■ What you need to do ■
Find how many lines hold the word "youtu". Give only the number.

■ Data provided ■

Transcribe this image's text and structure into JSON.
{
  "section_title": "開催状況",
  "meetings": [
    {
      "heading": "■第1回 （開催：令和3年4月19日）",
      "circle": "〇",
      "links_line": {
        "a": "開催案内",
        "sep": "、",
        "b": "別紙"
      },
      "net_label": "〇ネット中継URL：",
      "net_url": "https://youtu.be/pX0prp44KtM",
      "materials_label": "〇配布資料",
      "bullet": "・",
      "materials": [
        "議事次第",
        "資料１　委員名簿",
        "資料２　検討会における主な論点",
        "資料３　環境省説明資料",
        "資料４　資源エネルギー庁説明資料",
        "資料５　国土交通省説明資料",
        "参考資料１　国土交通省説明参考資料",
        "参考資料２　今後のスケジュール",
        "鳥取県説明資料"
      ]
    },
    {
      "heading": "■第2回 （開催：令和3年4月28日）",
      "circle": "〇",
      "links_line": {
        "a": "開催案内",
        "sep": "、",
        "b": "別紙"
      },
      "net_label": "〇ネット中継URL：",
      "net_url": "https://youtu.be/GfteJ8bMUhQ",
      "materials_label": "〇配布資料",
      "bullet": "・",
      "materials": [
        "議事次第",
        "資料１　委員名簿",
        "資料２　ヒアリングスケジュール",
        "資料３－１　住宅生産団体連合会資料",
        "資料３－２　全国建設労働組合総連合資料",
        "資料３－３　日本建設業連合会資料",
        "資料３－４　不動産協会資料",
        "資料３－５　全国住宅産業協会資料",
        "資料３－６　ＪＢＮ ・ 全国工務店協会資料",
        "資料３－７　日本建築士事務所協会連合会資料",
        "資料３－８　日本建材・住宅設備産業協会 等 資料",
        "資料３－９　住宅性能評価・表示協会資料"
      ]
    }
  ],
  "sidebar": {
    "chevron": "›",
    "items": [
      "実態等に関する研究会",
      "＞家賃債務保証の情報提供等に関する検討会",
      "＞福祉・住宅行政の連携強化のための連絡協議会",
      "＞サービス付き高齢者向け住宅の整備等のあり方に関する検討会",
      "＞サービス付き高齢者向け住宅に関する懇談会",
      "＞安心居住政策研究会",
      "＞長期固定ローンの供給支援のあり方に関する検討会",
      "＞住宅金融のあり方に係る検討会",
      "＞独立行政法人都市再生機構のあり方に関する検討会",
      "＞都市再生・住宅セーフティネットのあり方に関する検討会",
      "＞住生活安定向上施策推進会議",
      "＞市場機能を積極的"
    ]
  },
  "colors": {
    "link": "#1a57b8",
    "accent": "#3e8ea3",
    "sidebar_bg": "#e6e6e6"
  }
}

■ Correct result ■
2